# Problem
From the first line to the last, repeat the data exactly and drop the pictures.

[Records from a data collection]
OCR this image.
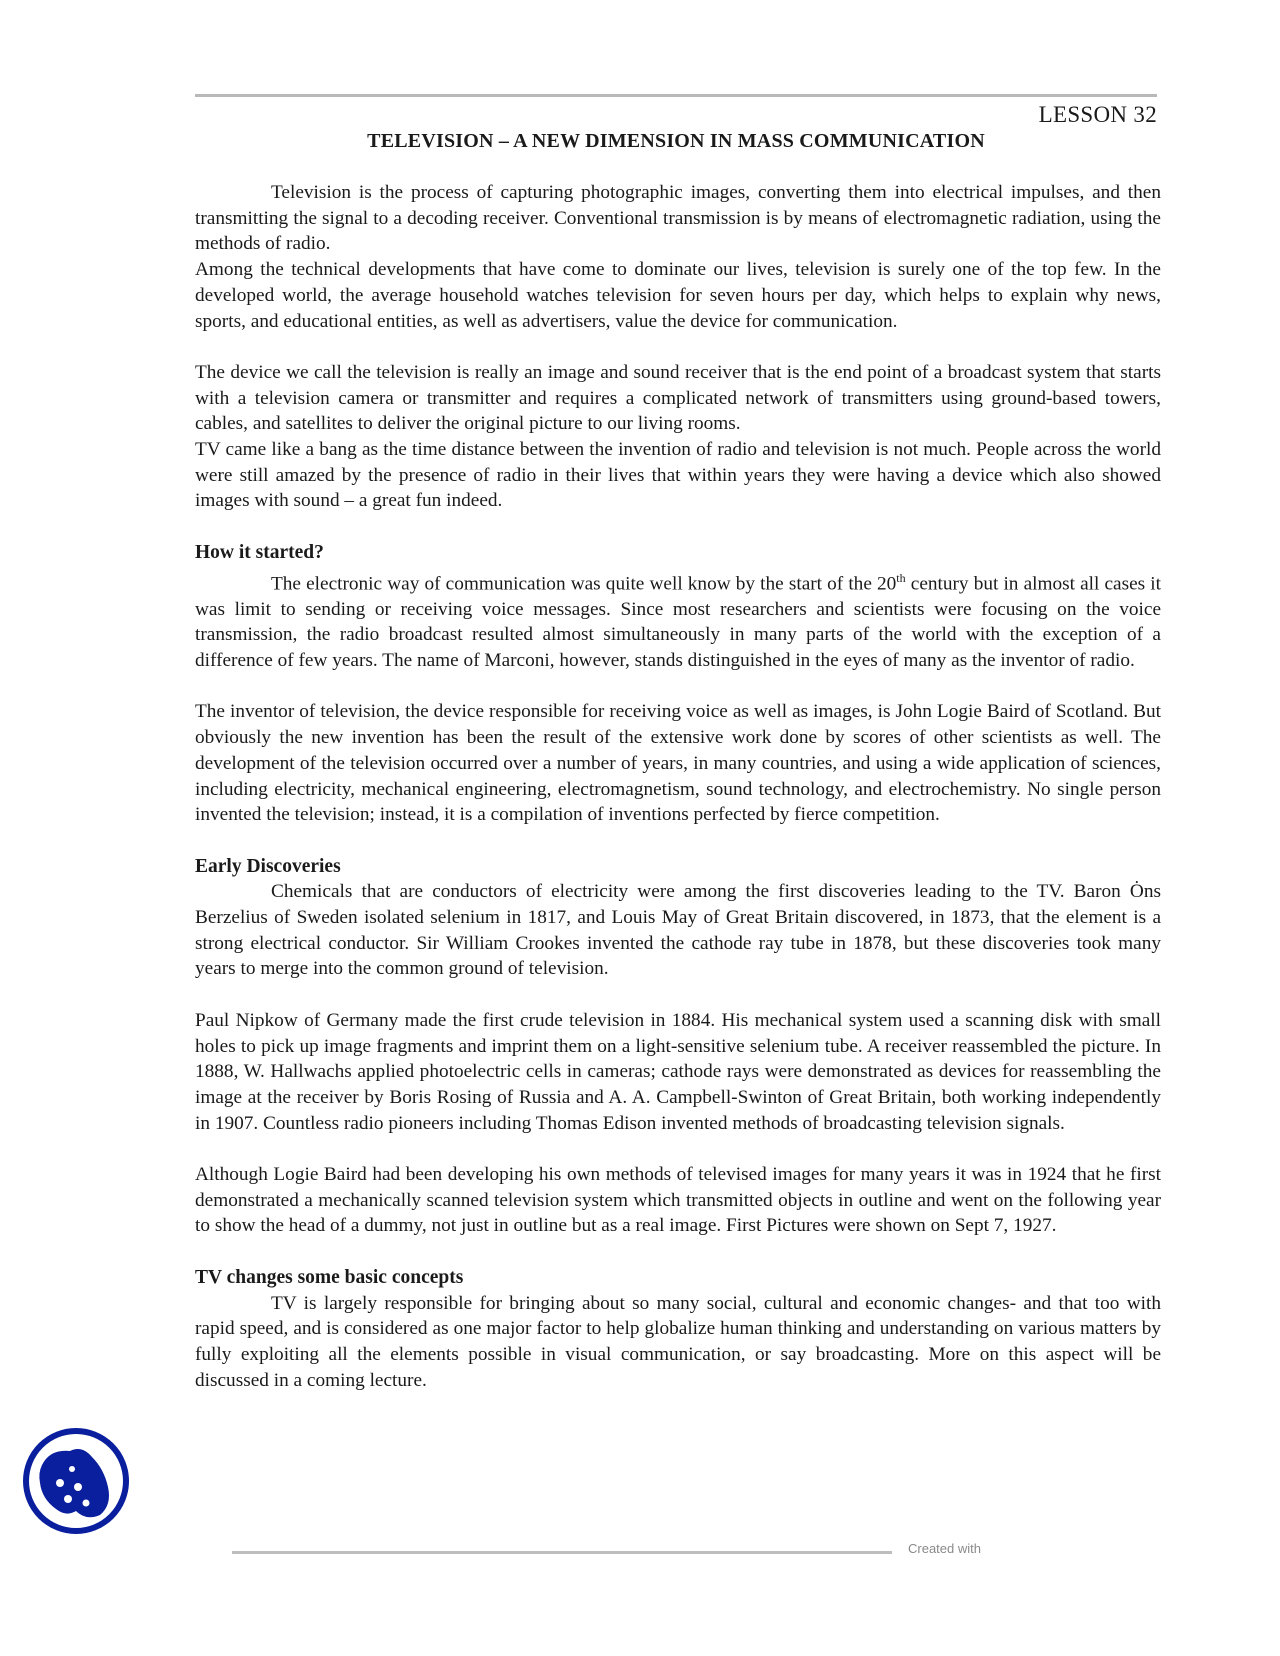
LESSON 32
TELEVISION – A NEW DIMENSION IN MASS COMMUNICATION

Television is the process of capturing photographic images, converting them into electrical impulses, and then transmitting the signal to a decoding receiver. Conventional transmission is by means of electromagnetic radiation, using the methods of radio.

Among the technical developments that have come to dominate our lives, television is surely one of the top few. In the developed world, the average household watches television for seven hours per day, which helps to explain why news, sports, and educational entities, as well as advertisers, value the device for communication.

The device we call the television is really an image and sound receiver that is the end point of a broadcast system that starts with a television camera or transmitter and requires a complicated network of transmitters using ground-based towers, cables, and satellites to deliver the original picture to our living rooms.

TV came like a bang as the time distance between the invention of radio and television is not much. People across the world were still amazed by the presence of radio in their lives that within years they were having a device which also showed images with sound – a great fun indeed.

How it started?

The electronic way of communication was quite well know by the start of the 20th century but in almost all cases it was limit to sending or receiving voice messages. Since most researchers and scientists were focusing on the voice transmission, the radio broadcast resulted almost simultaneously in many parts of the world with the exception of a difference of few years. The name of Marconi, however, stands distinguished in the eyes of many as the inventor of radio.

The inventor of television, the device responsible for receiving voice as well as images, is John Logie Baird of Scotland. But obviously the new invention has been the result of the extensive work done by scores of other scientists as well. The development of the television occurred over a number of years, in many countries, and using a wide application of sciences, including electricity, mechanical engineering, electromagnetism, sound technology, and electrochemistry. No single person invented the television; instead, it is a compilation of inventions perfected by fierce competition.

Early Discoveries

Chemicals that are conductors of electricity were among the first discoveries leading to the TV. Baron Ȯns Berzelius of Sweden isolated selenium in 1817, and Louis May of Great Britain discovered, in 1873, that the element is a strong electrical conductor. Sir William Crookes invented the cathode ray tube in 1878, but these discoveries took many years to merge into the common ground of television.

Paul Nipkow of Germany made the first crude television in 1884. His mechanical system used a scanning disk with small holes to pick up image fragments and imprint them on a light-sensitive selenium tube. A receiver reassembled the picture. In 1888, W. Hallwachs applied photoelectric cells in cameras; cathode rays were demonstrated as devices for reassembling the image at the receiver by Boris Rosing of Russia and A. A. Campbell-Swinton of Great Britain, both working independently in 1907. Countless radio pioneers including Thomas Edison invented methods of broadcasting television signals.

Although Logie Baird had been developing his own methods of televised images for many years it was in 1924 that he first demonstrated a mechanically scanned television system which transmitted objects in outline and went on the following year to show the head of a dummy, not just in outline but as a real image. First Pictures were shown on Sept 7, 1927.

TV changes some basic concepts

TV is largely responsible for bringing about so many social, cultural and economic changes- and that too with rapid speed, and is considered as one major factor to help globalize human thinking and understanding on various matters by fully exploiting all the elements possible in visual communication, or say broadcasting. More on this aspect will be discussed in a coming lecture.

Created with
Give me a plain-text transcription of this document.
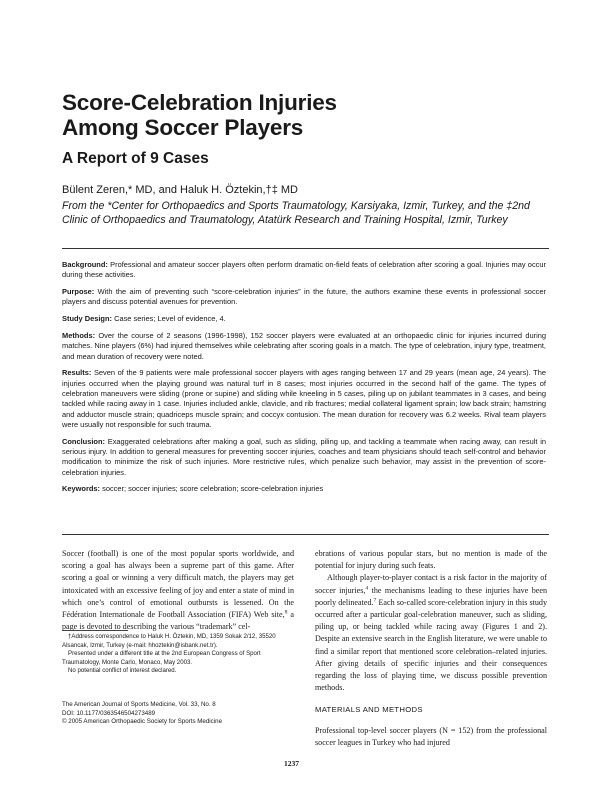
Score-Celebration Injuries
Among Soccer Players
A Report of 9 Cases
Bülent Zeren,* MD, and Haluk H. Öztekin,†‡ MD
From the *Center for Orthopaedics and Sports Traumatology, Karsiyaka, Izmir, Turkey, and the ‡2nd Clinic of Orthopaedics and Traumatology, Atatürk Research and Training Hospital, Izmir, Turkey

Background: Professional and amateur soccer players often perform dramatic on-field feats of celebration after scoring a goal. Injuries may occur during these activities.

Purpose: With the aim of preventing such “score-celebration injuries” in the future, the authors examine these events in professional soccer players and discuss potential avenues for prevention.

Study Design: Case series; Level of evidence, 4.

Methods: Over the course of 2 seasons (1996-1998), 152 soccer players were evaluated at an orthopaedic clinic for injuries incurred during matches. Nine players (6%) had injured themselves while celebrating after scoring goals in a match. The type of celebration, injury type, treatment, and mean duration of recovery were noted.

Results: Seven of the 9 patients were male professional soccer players with ages ranging between 17 and 29 years (mean age, 24 years). The injuries occurred when the playing ground was natural turf in 8 cases; most injuries occurred in the second half of the game. The types of celebration maneuvers were sliding (prone or supine) and sliding while kneeling in 5 cases, piling up on jubilant teammates in 3 cases, and being tackled while racing away in 1 case. Injuries included ankle, clavicle, and rib fractures; medial collateral ligament sprain; low back strain; hamstring and adductor muscle strain; quadriceps muscle sprain; and coccyx contusion. The mean duration for recovery was 6.2 weeks. Rival team players were usually not responsible for such trauma.

Conclusion: Exaggerated celebrations after making a goal, such as sliding, piling up, and tackling a teammate when racing away, can result in serious injury. In addition to general measures for preventing soccer injuries, coaches and team physicians should teach self-control and behavior modification to minimize the risk of such injuries. More restrictive rules, which penalize such behavior, may assist in the prevention of score-celebration injuries.

Keywords: soccer; soccer injuries; score celebration; score-celebration injuries

Soccer (football) is one of the most popular sports worldwide, and scoring a goal has always been a supreme part of this game. After scoring a goal or winning a very difficult match, the players may get intoxicated with an excessive feeling of joy and enter a state of mind in which one’s control of emotional outbursts is lessened. On the Fédération Internationale de Football Association (FIFA) Web site,$^8$ a page is devoted to describing the various “trademark” cel-

†Address correspondence to Haluk H. Öztekin, MD, 1359 Sokak 2/12, 35520 Alsancak, Izmir, Turkey (e-mail: hhoztekin@isbank.net.tr).

Presented under a different title at the 2nd European Congress of Sport Traumatology, Monte Carlo, Monaco, May 2003.

No potential conflict of interest declared.

The American Journal of Sports Medicine, Vol. 33, No. 8

DOI: 10.1177/0363546504273489

© 2005 American Orthopaedic Society for Sports Medicine

ebrations of various popular stars, but no mention is made of the potential for injury during such feats.

Although player-to-player contact is a risk factor in the majority of soccer injuries,$^4$ the mechanisms leading to these injuries have been poorly delineated.$^7$ Each so-called score-celebration injury in this study occurred after a particular goal-celebration maneuver, such as sliding, piling up, or being tackled while racing away (Figures 1 and 2). Despite an extensive search in the English literature, we were unable to find a similar report that mentioned score celebration–related injuries. After giving details of specific injuries and their consequences regarding the loss of playing time, we discuss possible prevention methods.

MATERIALS AND METHODS

Professional top-level soccer players (N = 152) from the professional soccer leagues in Turkey who had injured

1237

# Exercise output
OCR this image.
LESSON 32
TELEVISION – A NEW DIMENSION IN MASS COMMUNICATION

Television is the process of capturing photographic images, converting them into electrical impulses, and then transmitting the signal to a decoding receiver. Conventional transmission is by means of electromagnetic radiation, using the methods of radio.

Among the technical developments that have come to dominate our lives, television is surely one of the top few. In the developed world, the average household watches television for seven hours per day, which helps to explain why news, sports, and educational entities, as well as advertisers, value the device for communication.

The device we call the television is really an image and sound receiver that is the end point of a broadcast system that starts with a television camera or transmitter and requires a complicated network of transmitters using ground-based towers, cables, and satellites to deliver the original picture to our living rooms.

TV came like a bang as the time distance between the invention of radio and television is not much. People across the world were still amazed by the presence of radio in their lives that within years they were having a device which also showed images with sound – a great fun indeed.

How it started?

The electronic way of communication was quite well know by the start of the 20th century but in almost all cases it was limit to sending or receiving voice messages. Since most researchers and scientists were focusing on the voice transmission, the radio broadcast resulted almost simultaneously in many parts of the world with the exception of a difference of few years. The name of Marconi, however, stands distinguished in the eyes of many as the inventor of radio.

The inventor of television, the device responsible for receiving voice as well as images, is John Logie Baird of Scotland. But obviously the new invention has been the result of the extensive work done by scores of other scientists as well. The development of the television occurred over a number of years, in many countries, and using a wide application of sciences, including electricity, mechanical engineering, electromagnetism, sound technology, and electrochemistry. No single person invented the television; instead, it is a compilation of inventions perfected by fierce competition.

Early Discoveries

Chemicals that are conductors of electricity were among the first discoveries leading to the TV. Baron Ȯns Berzelius of Sweden isolated selenium in 1817, and Louis May of Great Britain discovered, in 1873, that the element is a strong electrical conductor. Sir William Crookes invented the cathode ray tube in 1878, but these discoveries took many years to merge into the common ground of television.

Paul Nipkow of Germany made the first crude television in 1884. His mechanical system used a scanning disk with small holes to pick up image fragments and imprint them on a light-sensitive selenium tube. A receiver reassembled the picture. In 1888, W. Hallwachs applied photoelectric cells in cameras; cathode rays were demonstrated as devices for reassembling the image at the receiver by Boris Rosing of Russia and A. A. Campbell-Swinton of Great Britain, both working independently in 1907. Countless radio pioneers including Thomas Edison invented methods of broadcasting television signals.

Although Logie Baird had been developing his own methods of televised images for many years it was in 1924 that he first demonstrated a mechanically scanned television system which transmitted objects in outline and went on the following year to show the head of a dummy, not just in outline but as a real image. First Pictures were shown on Sept 7, 1927.

TV changes some basic concepts

TV is largely responsible for bringing about so many social, cultural and economic changes- and that too with rapid speed, and is considered as one major factor to help globalize human thinking and understanding on various matters by fully exploiting all the elements possible in visual communication, or say broadcasting. More on this aspect will be discussed in a coming lecture.

Created with
Give me a plain-text transcription of this document.
Score-Celebration Injuries
Among Soccer Players
A Report of 9 Cases
Bülent Zeren,* MD, and Haluk H. Öztekin,†‡ MD
From the *Center for Orthopaedics and Sports Traumatology, Karsiyaka, Izmir, Turkey, and the ‡2nd Clinic of Orthopaedics and Traumatology, Atatürk Research and Training Hospital, Izmir, Turkey

Background: Professional and amateur soccer players often perform dramatic on-field feats of celebration after scoring a goal. Injuries may occur during these activities.

Purpose: With the aim of preventing such “score-celebration injuries” in the future, the authors examine these events in professional soccer players and discuss potential avenues for prevention.

Study Design: Case series; Level of evidence, 4.

Methods: Over the course of 2 seasons (1996-1998), 152 soccer players were evaluated at an orthopaedic clinic for injuries incurred during matches. Nine players (6%) had injured themselves while celebrating after scoring goals in a match. The type of celebration, injury type, treatment, and mean duration of recovery were noted.

Results: Seven of the 9 patients were male professional soccer players with ages ranging between 17 and 29 years (mean age, 24 years). The injuries occurred when the playing ground was natural turf in 8 cases; most injuries occurred in the second half of the game. The types of celebration maneuvers were sliding (prone or supine) and sliding while kneeling in 5 cases, piling up on jubilant teammates in 3 cases, and being tackled while racing away in 1 case. Injuries included ankle, clavicle, and rib fractures; medial collateral ligament sprain; low back strain; hamstring and adductor muscle strain; quadriceps muscle sprain; and coccyx contusion. The mean duration for recovery was 6.2 weeks. Rival team players were usually not responsible for such trauma.

Conclusion: Exaggerated celebrations after making a goal, such as sliding, piling up, and tackling a teammate when racing away, can result in serious injury. In addition to general measures for preventing soccer injuries, coaches and team physicians should teach self-control and behavior modification to minimize the risk of such injuries. More restrictive rules, which penalize such behavior, may assist in the prevention of score-celebration injuries.

Keywords: soccer; soccer injuries; score celebration; score-celebration injuries

Soccer (football) is one of the most popular sports worldwide, and scoring a goal has always been a supreme part of this game. After scoring a goal or winning a very difficult match, the players may get intoxicated with an excessive feeling of joy and enter a state of mind in which one’s control of emotional outbursts is lessened. On the Fédération Internationale de Football Association (FIFA) Web site,$^8$ a page is devoted to describing the various “trademark” cel-

†Address correspondence to Haluk H. Öztekin, MD, 1359 Sokak 2/12, 35520 Alsancak, Izmir, Turkey (e-mail: hhoztekin@isbank.net.tr).

Presented under a different title at the 2nd European Congress of Sport Traumatology, Monte Carlo, Monaco, May 2003.

No potential conflict of interest declared.

The American Journal of Sports Medicine, Vol. 33, No. 8

DOI: 10.1177/0363546504273489

© 2005 American Orthopaedic Society for Sports Medicine

ebrations of various popular stars, but no mention is made of the potential for injury during such feats.

Although player-to-player contact is a risk factor in the majority of soccer injuries,$^4$ the mechanisms leading to these injuries have been poorly delineated.$^7$ Each so-called score-celebration injury in this study occurred after a particular goal-celebration maneuver, such as sliding, piling up, or being tackled while racing away (Figures 1 and 2). Despite an extensive search in the English literature, we were unable to find a similar report that mentioned score celebration–related injuries. After giving details of specific injuries and their consequences regarding the loss of playing time, we discuss possible prevention methods.

MATERIALS AND METHODS

Professional top-level soccer players (N = 152) from the professional soccer leagues in Turkey who had injured

1237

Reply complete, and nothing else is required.